**EXERCISE DESCRIPTION:** In the listing that follows, count each line containing the string "structured" and report only the count.

**EXERCISE DATA:**

▼

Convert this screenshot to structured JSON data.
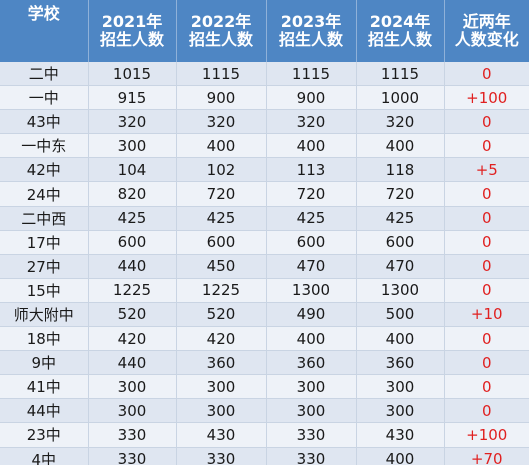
{
  "table": {
    "headers": [
      {
        "line1": "学校",
        "line2": ""
      },
      {
        "line1": "2021年",
        "line2": "招生人数"
      },
      {
        "line1": "2022年",
        "line2": "招生人数"
      },
      {
        "line1": "2023年",
        "line2": "招生人数"
      },
      {
        "line1": "2024年",
        "line2": "招生人数"
      },
      {
        "line1": "近两年",
        "line2": "人数变化"
      }
    ],
    "rows": [
      [
        "二中",
        "1015",
        "1115",
        "1115",
        "1115",
        "0"
      ],
      [
        "一中",
        "915",
        "900",
        "900",
        "1000",
        "+100"
      ],
      [
        "43中",
        "320",
        "320",
        "320",
        "320",
        "0"
      ],
      [
        "一中东",
        "300",
        "400",
        "400",
        "400",
        "0"
      ],
      [
        "42中",
        "104",
        "102",
        "113",
        "118",
        "+5"
      ],
      [
        "24中",
        "820",
        "720",
        "720",
        "720",
        "0"
      ],
      [
        "二中西",
        "425",
        "425",
        "425",
        "425",
        "0"
      ],
      [
        "17中",
        "600",
        "600",
        "600",
        "600",
        "0"
      ],
      [
        "27中",
        "440",
        "450",
        "470",
        "470",
        "0"
      ],
      [
        "15中",
        "1225",
        "1225",
        "1300",
        "1300",
        "0"
      ],
      [
        "师大附中",
        "520",
        "520",
        "490",
        "500",
        "+10"
      ],
      [
        "18中",
        "420",
        "420",
        "400",
        "400",
        "0"
      ],
      [
        "9中",
        "440",
        "360",
        "360",
        "360",
        "0"
      ],
      [
        "41中",
        "300",
        "300",
        "300",
        "300",
        "0"
      ],
      [
        "44中",
        "300",
        "300",
        "300",
        "300",
        "0"
      ],
      [
        "23中",
        "330",
        "430",
        "330",
        "430",
        "+100"
      ],
      [
        "4中",
        "330",
        "330",
        "330",
        "400",
        "+70"
      ]
    ]
  },
  "colors": {
    "header_bg": "#4e86c4",
    "header_text": "#ffffff",
    "row_odd": "#dfe6f1",
    "row_even": "#eef2f8",
    "change_text": "#e02020"
  }
}
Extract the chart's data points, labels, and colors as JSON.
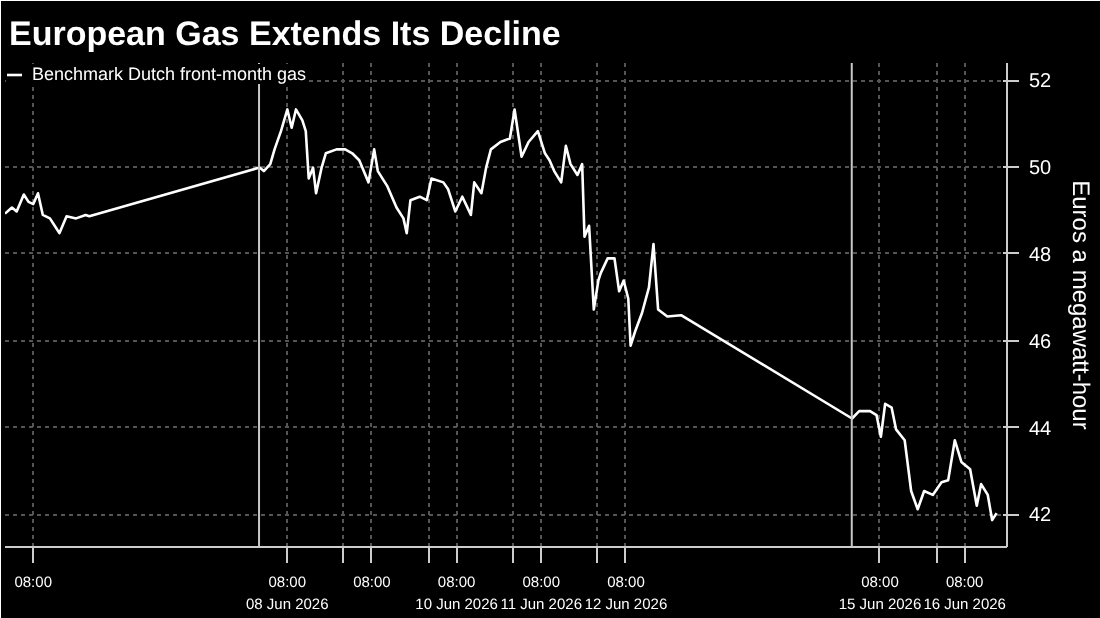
{
  "chart_data": {
    "type": "line",
    "title": "European Gas Extends Its Decline",
    "ylabel": "Euros a megawatt-hour",
    "series": [
      {
        "name": "Benchmark Dutch front-month gas",
        "color": "#ffffff",
        "x": [
          "2026-06-05T00:00",
          "2026-06-05T01:58",
          "2026-06-05T03:18",
          "2026-06-05T05:20",
          "2026-06-05T06:40",
          "2026-06-05T08:01",
          "2026-06-05T09:21",
          "2026-06-05T10:43",
          "2026-06-05T12:44",
          "2026-06-05T14:05",
          "2026-06-05T15:25",
          "2026-06-05T17:27",
          "2026-06-05T20:09",
          "2026-06-05T22:50",
          "2026-06-05T23:54",
          "2026-06-08T00:09",
          "2026-06-08T01:22",
          "2026-06-08T03:11",
          "2026-06-08T04:24",
          "2026-06-08T06:13",
          "2026-06-08T08:02",
          "2026-06-08T09:15",
          "2026-06-08T10:28",
          "2026-06-08T12:17",
          "2026-06-08T13:15",
          "2026-06-08T14:05",
          "2026-06-08T15:19",
          "2026-06-08T16:10",
          "2026-06-08T17:44",
          "2026-06-08T18:56",
          "2026-06-08T21:58",
          "2026-06-09T00:26",
          "2026-06-09T02:25",
          "2026-06-09T04:24",
          "2026-06-09T07:02",
          "2026-06-09T08:38",
          "2026-06-09T09:40",
          "2026-06-09T12:18",
          "2026-06-09T14:58",
          "2026-06-09T16:56",
          "2026-06-09T17:52",
          "2026-06-09T18:55",
          "2026-06-09T21:33",
          "2026-06-09T23:33",
          "2026-06-10T00:52",
          "2026-06-10T04:15",
          "2026-06-10T05:36",
          "2026-06-10T07:37",
          "2026-06-10T09:37",
          "2026-06-10T12:03",
          "2026-06-10T13:00",
          "2026-06-10T15:02",
          "2026-06-10T16:22",
          "2026-06-10T17:43",
          "2026-06-10T20:25",
          "2026-06-10T23:06",
          "2026-06-11T00:26",
          "2026-06-11T02:25",
          "2026-06-11T04:24",
          "2026-06-11T07:02",
          "2026-06-11T09:02",
          "2026-06-11T10:20",
          "2026-06-11T11:40",
          "2026-06-11T13:38",
          "2026-06-11T14:58",
          "2026-06-11T16:17",
          "2026-06-11T18:15",
          "2026-06-11T19:35",
          "2026-06-11T20:15",
          "2026-06-11T21:33",
          "2026-06-11T22:53",
          "2026-06-12T00:11",
          "2026-06-12T00:51",
          "2026-06-12T02:49",
          "2026-06-12T04:45",
          "2026-06-12T06:04",
          "2026-06-12T07:21",
          "2026-06-12T08:40",
          "2026-06-12T09:19",
          "2026-06-12T10:37",
          "2026-06-12T12:33",
          "2026-06-12T14:31",
          "2026-06-12T15:48",
          "2026-06-12T17:07",
          "2026-06-12T19:43",
          "2026-06-12T23:37",
          "2026-06-15T00:05",
          "2026-06-15T02:06",
          "2026-06-15T05:11",
          "2026-06-15T07:01",
          "2026-06-15T08:15",
          "2026-06-15T09:28",
          "2026-06-15T11:18",
          "2026-06-15T12:33",
          "2026-06-15T15:00",
          "2026-06-15T16:50",
          "2026-06-15T18:41",
          "2026-06-15T20:31",
          "2026-06-15T22:58",
          "2026-06-16T01:27",
          "2026-06-16T03:20",
          "2026-06-16T05:12",
          "2026-06-16T07:04",
          "2026-06-16T09:33",
          "2026-06-16T11:26",
          "2026-06-16T12:40",
          "2026-06-16T14:33",
          "2026-06-16T15:47",
          "2026-06-16T17:03"
        ],
        "values": [
          48.93,
          49.07,
          48.98,
          49.37,
          49.2,
          49.15,
          49.4,
          48.9,
          48.82,
          48.65,
          48.48,
          48.87,
          48.82,
          48.9,
          48.87,
          49.99,
          49.91,
          50.07,
          50.41,
          50.83,
          51.33,
          50.91,
          51.33,
          51.08,
          50.83,
          49.74,
          49.99,
          49.4,
          49.99,
          50.32,
          50.41,
          50.41,
          50.32,
          50.16,
          49.65,
          50.41,
          49.91,
          49.57,
          49.07,
          48.82,
          48.48,
          49.24,
          49.32,
          49.24,
          49.74,
          49.65,
          49.49,
          48.98,
          49.32,
          48.9,
          49.65,
          49.4,
          49.99,
          50.41,
          50.58,
          50.66,
          51.33,
          50.24,
          50.58,
          50.83,
          50.32,
          50.16,
          49.91,
          49.65,
          50.49,
          50.07,
          49.82,
          50.07,
          48.4,
          48.65,
          46.72,
          47.39,
          47.56,
          47.9,
          47.9,
          47.14,
          47.39,
          46.97,
          45.89,
          46.22,
          46.64,
          47.23,
          48.23,
          46.72,
          46.56,
          46.59,
          44.21,
          44.38,
          44.38,
          44.29,
          43.79,
          44.55,
          44.46,
          43.96,
          43.71,
          42.54,
          42.12,
          42.54,
          42.45,
          42.74,
          42.79,
          43.71,
          43.21,
          43.04,
          42.2,
          42.7,
          42.45,
          41.87,
          42.03
        ]
      }
    ],
    "xlim": [
      "2026-06-05T00:00",
      "2026-06-16T20:00"
    ],
    "ylim": [
      41.25,
      52.4
    ],
    "yticks": [
      42,
      44,
      46,
      48,
      50,
      52
    ],
    "xticks": [
      {
        "value": "2026-06-05T08:00",
        "label": "08:00"
      },
      {
        "value": "2026-06-08T08:00",
        "label": "08:00\n08 Jun 2026"
      },
      {
        "value": "2026-06-09T00:00",
        "label": null
      },
      {
        "value": "2026-06-09T08:00",
        "label": "08:00"
      },
      {
        "value": "2026-06-10T00:00",
        "label": null
      },
      {
        "value": "2026-06-10T08:00",
        "label": "08:00\n10 Jun 2026"
      },
      {
        "value": "2026-06-11T00:00",
        "label": null
      },
      {
        "value": "2026-06-11T08:00",
        "label": "08:00\n11 Jun 2026"
      },
      {
        "value": "2026-06-12T00:00",
        "label": null
      },
      {
        "value": "2026-06-12T08:00",
        "label": "08:00\n12 Jun 2026"
      },
      {
        "value": "2026-06-15T08:00",
        "label": "08:00\n15 Jun 2026"
      },
      {
        "value": "2026-06-16T00:00",
        "label": null
      },
      {
        "value": "2026-06-16T08:00",
        "label": "08:00\n16 Jun 2026"
      }
    ],
    "ref_lines": [
      {
        "axis": "x",
        "value": "2026-06-08T00:00",
        "color": "#c8c8c8",
        "line_style": "solid"
      },
      {
        "axis": "x",
        "value": "2026-06-15T00:00",
        "color": "#c8c8c8",
        "line_style": "solid"
      }
    ],
    "grid": true,
    "legend": "top left",
    "line_style": "solid",
    "marker": "none"
  }
}
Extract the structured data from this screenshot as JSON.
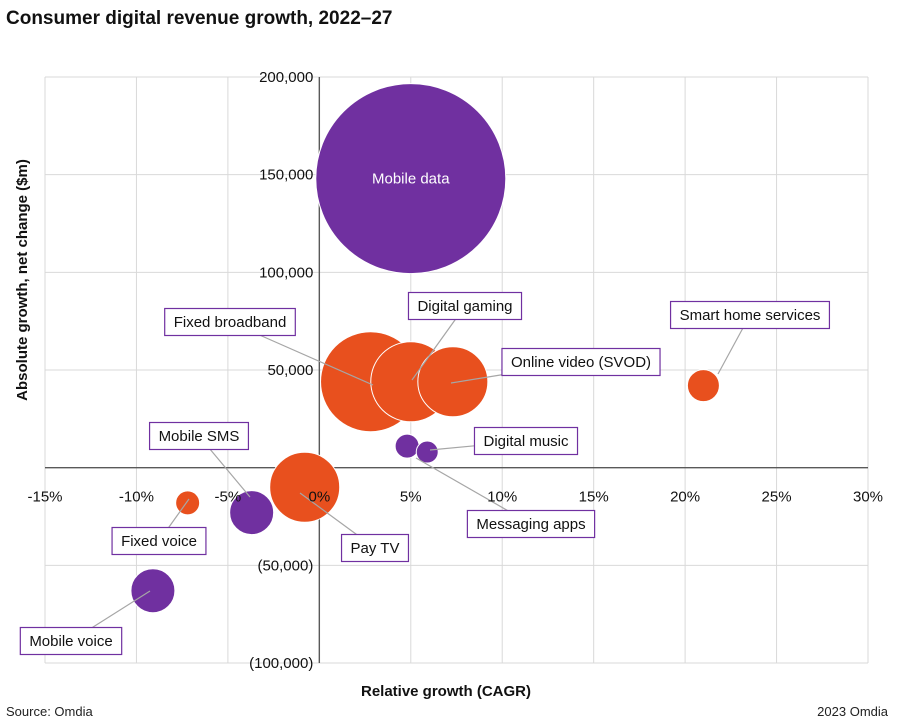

▲

**RESULT FOR THIS EXERCISE:** 2